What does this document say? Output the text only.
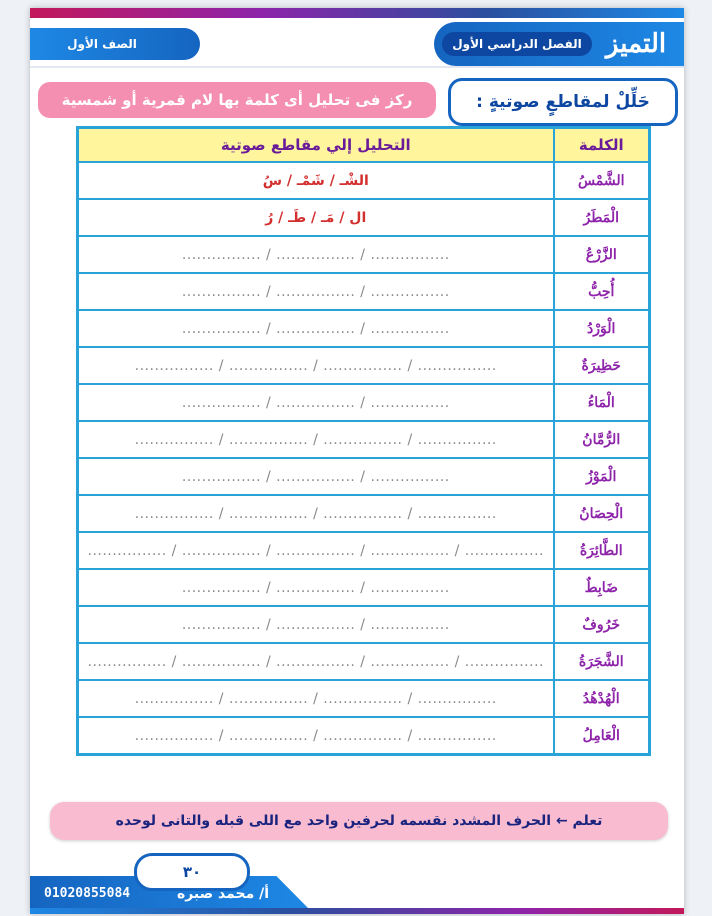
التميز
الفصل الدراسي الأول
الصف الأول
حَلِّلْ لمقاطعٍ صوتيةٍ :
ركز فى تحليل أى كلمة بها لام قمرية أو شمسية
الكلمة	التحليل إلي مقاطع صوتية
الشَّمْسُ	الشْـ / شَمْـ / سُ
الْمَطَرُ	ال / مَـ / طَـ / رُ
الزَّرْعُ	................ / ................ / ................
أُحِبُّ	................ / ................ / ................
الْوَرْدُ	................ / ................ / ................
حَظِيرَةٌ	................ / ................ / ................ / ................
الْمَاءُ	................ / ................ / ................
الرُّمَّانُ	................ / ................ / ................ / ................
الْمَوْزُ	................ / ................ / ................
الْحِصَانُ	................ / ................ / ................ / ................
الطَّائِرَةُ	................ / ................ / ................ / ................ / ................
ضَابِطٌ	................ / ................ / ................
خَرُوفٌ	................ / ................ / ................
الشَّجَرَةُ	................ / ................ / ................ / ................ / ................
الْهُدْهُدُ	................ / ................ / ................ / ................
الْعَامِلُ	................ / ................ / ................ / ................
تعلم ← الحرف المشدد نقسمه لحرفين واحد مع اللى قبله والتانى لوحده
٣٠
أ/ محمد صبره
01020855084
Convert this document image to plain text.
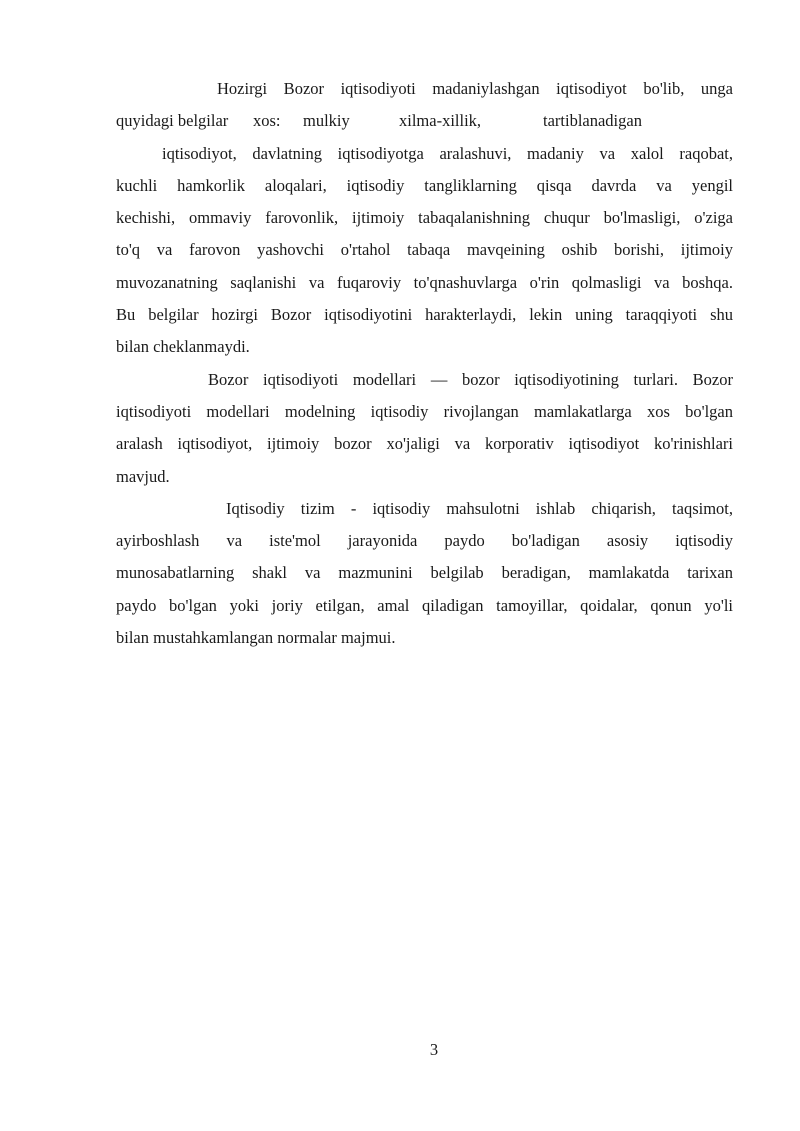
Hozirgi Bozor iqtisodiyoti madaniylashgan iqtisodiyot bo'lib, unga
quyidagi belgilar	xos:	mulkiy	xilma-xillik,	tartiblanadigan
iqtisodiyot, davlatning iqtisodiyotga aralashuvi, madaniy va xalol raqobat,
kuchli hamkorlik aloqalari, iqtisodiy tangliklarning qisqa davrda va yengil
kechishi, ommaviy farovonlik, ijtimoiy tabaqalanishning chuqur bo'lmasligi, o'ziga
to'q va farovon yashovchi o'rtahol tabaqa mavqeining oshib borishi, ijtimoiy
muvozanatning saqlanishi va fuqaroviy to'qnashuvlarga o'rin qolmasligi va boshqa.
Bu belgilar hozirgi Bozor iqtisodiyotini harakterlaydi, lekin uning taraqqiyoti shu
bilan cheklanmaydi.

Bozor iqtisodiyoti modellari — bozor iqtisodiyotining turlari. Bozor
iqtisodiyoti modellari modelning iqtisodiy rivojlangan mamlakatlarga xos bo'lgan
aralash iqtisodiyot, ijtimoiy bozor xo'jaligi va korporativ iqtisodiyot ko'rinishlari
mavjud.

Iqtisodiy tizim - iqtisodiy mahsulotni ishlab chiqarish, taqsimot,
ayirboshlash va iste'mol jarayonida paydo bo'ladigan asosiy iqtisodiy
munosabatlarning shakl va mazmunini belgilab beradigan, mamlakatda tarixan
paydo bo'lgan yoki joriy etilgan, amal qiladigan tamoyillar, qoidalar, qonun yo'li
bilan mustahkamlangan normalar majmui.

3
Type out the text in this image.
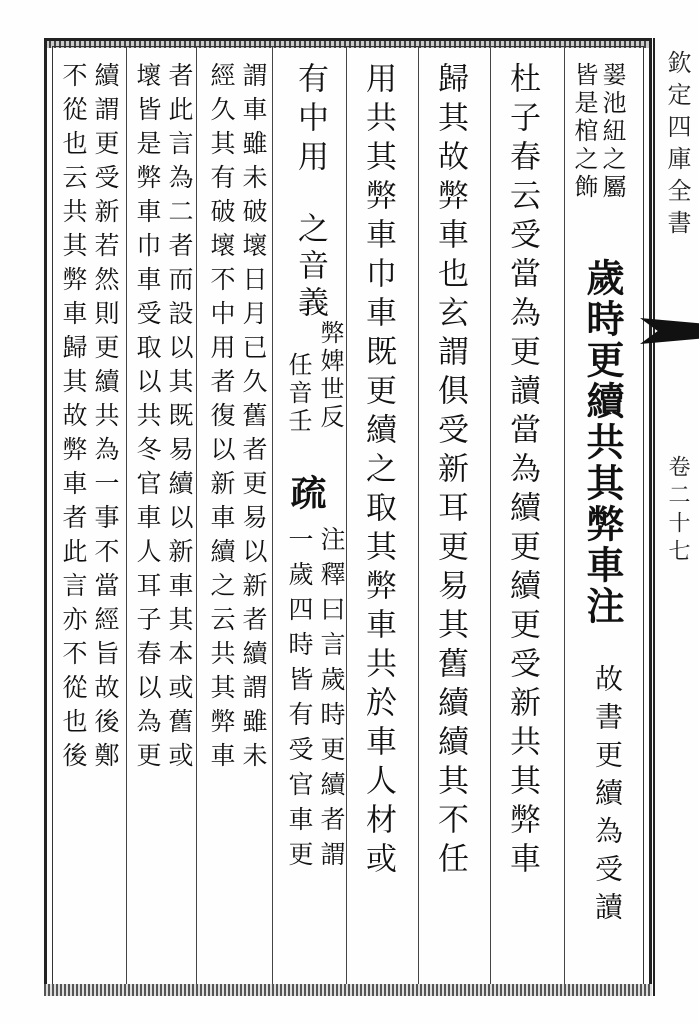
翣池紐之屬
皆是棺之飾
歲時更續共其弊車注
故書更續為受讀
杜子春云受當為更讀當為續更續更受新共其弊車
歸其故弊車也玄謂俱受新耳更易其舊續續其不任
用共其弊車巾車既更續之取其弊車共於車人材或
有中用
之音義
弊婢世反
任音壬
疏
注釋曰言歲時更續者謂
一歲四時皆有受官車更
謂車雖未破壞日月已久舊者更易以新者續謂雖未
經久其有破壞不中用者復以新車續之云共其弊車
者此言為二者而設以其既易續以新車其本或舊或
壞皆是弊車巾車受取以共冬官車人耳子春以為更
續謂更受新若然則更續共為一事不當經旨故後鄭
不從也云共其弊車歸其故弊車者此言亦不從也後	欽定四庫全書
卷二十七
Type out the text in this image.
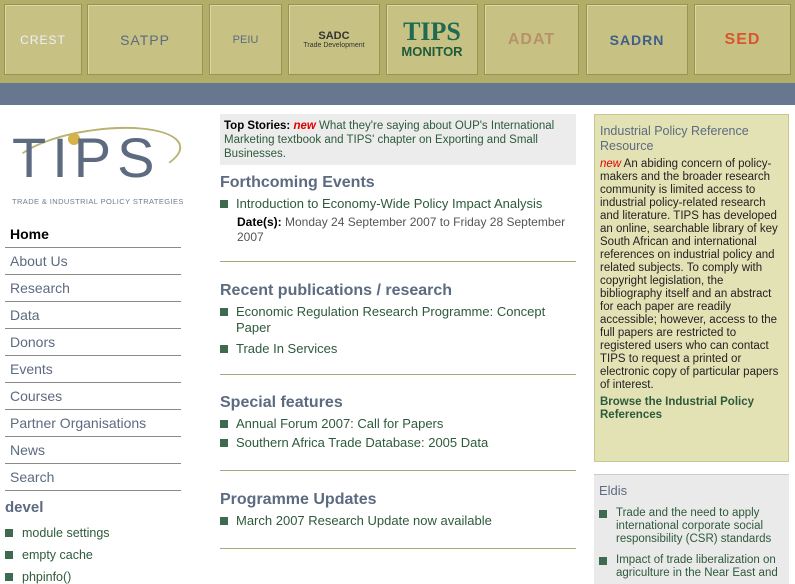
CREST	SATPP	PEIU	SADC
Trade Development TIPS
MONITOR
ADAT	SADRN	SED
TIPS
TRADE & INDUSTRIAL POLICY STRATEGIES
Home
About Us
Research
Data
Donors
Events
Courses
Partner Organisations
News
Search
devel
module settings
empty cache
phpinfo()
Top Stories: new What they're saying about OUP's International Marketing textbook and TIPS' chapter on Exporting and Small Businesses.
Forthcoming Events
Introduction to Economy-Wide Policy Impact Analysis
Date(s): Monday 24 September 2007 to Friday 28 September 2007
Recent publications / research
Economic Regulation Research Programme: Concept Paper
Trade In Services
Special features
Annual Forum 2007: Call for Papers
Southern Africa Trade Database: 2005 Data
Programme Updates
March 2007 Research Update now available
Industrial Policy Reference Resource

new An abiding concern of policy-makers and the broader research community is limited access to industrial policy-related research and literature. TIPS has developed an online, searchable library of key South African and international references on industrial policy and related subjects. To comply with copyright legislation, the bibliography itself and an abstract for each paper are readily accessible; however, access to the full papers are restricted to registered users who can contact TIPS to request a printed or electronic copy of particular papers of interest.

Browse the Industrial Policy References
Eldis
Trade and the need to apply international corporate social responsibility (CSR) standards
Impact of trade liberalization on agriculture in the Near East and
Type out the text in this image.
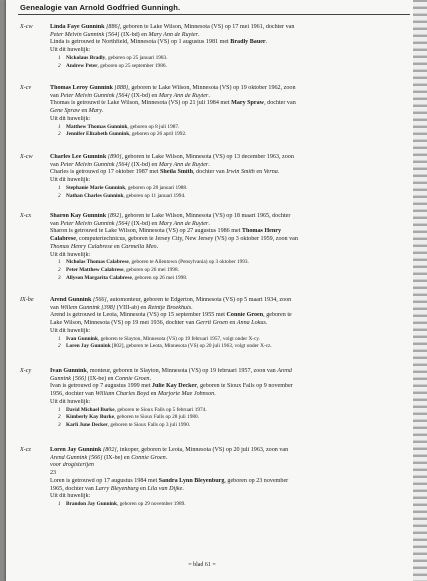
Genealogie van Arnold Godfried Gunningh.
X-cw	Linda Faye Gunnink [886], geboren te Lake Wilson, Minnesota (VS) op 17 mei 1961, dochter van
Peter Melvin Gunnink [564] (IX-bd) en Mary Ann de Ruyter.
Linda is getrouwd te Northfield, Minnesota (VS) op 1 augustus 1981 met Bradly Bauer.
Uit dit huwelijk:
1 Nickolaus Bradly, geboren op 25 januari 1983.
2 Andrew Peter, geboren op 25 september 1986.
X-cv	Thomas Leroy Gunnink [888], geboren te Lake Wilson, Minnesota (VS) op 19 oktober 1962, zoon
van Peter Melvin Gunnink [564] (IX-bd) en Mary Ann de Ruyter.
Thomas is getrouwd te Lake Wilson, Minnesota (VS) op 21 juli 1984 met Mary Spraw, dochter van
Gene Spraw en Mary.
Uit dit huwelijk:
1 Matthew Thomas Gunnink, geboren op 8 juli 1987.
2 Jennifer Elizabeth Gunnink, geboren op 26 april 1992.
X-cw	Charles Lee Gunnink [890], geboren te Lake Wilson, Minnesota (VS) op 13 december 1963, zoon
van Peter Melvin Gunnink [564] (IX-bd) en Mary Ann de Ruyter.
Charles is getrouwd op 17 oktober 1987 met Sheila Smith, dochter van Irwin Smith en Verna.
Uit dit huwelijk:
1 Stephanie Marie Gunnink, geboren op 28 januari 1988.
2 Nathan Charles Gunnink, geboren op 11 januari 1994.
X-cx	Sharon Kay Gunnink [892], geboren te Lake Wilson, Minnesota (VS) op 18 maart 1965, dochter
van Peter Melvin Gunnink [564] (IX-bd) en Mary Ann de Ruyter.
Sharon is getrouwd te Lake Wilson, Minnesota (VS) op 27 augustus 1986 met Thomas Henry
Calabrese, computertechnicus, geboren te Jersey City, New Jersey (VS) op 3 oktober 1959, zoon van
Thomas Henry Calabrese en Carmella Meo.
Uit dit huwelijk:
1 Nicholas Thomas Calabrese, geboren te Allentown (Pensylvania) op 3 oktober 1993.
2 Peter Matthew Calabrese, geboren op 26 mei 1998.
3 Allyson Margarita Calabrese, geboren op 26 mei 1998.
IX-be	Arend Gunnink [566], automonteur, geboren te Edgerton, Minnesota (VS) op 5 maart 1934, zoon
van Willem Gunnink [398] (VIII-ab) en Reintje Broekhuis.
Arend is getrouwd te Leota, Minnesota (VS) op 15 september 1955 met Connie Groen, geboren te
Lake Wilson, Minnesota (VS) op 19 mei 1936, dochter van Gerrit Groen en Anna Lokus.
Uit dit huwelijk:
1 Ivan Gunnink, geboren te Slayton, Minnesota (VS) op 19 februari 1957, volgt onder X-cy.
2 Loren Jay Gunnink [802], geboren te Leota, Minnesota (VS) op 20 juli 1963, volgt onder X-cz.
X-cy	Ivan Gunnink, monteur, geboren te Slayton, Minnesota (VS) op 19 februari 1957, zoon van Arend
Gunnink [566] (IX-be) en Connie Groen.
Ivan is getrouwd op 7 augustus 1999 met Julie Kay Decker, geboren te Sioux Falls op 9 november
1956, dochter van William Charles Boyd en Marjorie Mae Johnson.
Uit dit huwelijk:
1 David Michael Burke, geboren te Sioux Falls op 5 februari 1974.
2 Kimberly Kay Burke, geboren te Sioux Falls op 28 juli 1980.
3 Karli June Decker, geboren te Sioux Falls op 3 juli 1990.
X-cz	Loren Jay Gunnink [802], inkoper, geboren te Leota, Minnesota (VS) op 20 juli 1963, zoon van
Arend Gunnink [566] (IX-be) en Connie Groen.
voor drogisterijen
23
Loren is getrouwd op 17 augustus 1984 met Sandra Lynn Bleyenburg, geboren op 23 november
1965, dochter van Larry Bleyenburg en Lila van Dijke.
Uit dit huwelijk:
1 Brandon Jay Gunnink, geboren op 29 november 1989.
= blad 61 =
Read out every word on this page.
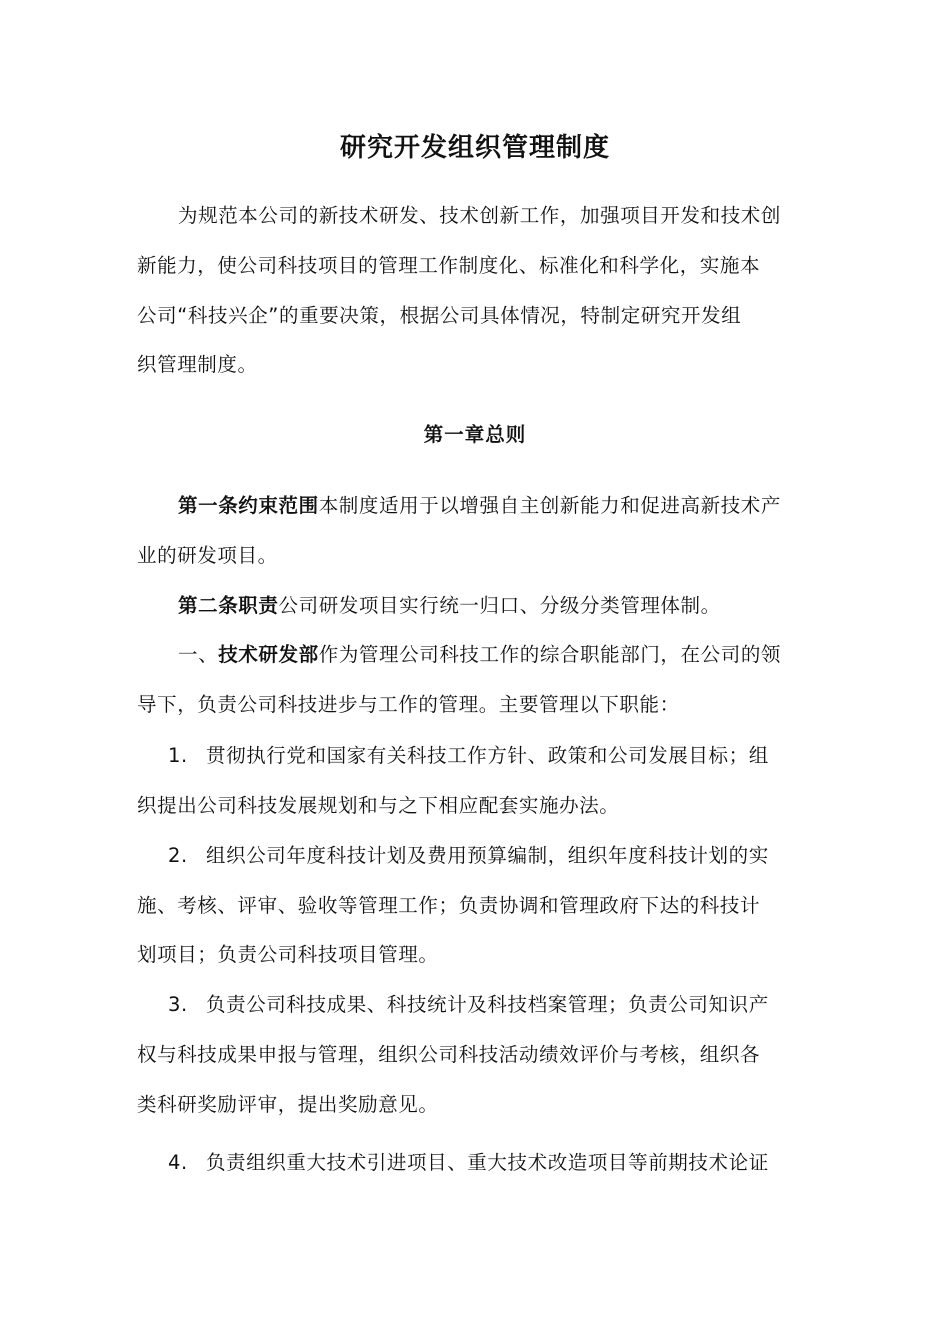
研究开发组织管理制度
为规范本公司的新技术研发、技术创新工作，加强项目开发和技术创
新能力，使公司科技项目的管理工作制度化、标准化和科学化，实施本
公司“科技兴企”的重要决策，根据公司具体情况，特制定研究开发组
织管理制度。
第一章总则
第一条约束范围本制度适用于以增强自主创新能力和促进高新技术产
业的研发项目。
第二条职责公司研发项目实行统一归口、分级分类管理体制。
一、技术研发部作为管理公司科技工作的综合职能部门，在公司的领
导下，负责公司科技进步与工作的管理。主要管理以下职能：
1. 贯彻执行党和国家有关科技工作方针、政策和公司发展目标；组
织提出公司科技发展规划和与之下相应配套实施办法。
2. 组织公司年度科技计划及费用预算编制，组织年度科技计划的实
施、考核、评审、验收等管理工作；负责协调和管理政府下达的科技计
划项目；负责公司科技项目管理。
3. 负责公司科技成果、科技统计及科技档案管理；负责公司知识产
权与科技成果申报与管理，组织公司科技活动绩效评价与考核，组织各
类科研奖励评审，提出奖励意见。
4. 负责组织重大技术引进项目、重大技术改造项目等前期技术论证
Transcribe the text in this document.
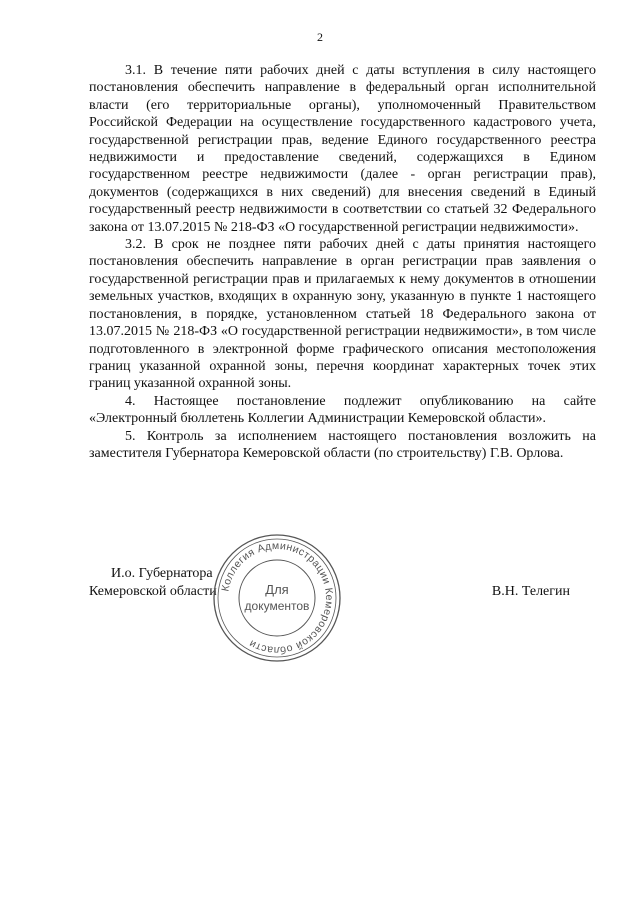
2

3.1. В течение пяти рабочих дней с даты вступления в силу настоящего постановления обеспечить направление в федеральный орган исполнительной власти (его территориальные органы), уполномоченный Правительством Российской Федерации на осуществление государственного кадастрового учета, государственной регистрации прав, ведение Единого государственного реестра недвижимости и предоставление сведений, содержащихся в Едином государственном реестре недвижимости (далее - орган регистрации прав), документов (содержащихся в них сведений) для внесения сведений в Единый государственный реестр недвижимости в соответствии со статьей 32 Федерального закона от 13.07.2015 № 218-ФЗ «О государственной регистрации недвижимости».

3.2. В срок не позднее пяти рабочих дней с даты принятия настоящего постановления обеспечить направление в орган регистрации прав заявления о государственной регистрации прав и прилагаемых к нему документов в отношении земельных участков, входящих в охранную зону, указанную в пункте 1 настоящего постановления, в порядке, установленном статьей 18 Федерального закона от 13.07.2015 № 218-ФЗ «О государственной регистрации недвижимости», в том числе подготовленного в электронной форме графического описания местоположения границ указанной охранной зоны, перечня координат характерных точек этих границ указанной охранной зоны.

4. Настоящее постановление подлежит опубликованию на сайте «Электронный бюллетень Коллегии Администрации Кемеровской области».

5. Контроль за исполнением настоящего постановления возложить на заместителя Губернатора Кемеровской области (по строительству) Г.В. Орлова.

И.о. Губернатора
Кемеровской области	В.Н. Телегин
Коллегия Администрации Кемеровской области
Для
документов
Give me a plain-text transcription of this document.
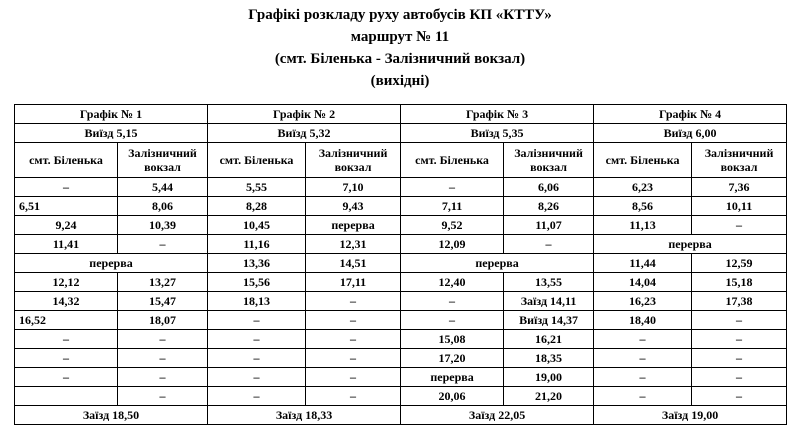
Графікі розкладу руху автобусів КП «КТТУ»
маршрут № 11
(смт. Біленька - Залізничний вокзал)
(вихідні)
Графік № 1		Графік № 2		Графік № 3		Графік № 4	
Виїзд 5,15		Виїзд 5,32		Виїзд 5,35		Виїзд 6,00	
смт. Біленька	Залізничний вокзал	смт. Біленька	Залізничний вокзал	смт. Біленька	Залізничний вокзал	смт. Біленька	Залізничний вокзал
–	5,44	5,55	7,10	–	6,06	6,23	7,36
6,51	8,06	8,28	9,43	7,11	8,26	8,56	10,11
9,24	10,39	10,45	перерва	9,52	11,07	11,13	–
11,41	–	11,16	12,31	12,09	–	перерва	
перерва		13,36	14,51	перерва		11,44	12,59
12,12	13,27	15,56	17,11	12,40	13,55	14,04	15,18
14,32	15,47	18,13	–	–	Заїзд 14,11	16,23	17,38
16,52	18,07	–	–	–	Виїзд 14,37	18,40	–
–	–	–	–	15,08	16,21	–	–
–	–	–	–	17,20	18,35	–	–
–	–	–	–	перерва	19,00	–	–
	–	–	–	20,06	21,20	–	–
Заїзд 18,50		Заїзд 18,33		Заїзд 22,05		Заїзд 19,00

### Given request
Only lines with the word "Виїзд" are wanted, so copy each one from the records.

### The output
Виїзд 5,15		Виїзд 5,32		Виїзд 5,35		Виїзд 6,00	
16,52	18,07	–	–	–	Виїзд 14,37	18,40	–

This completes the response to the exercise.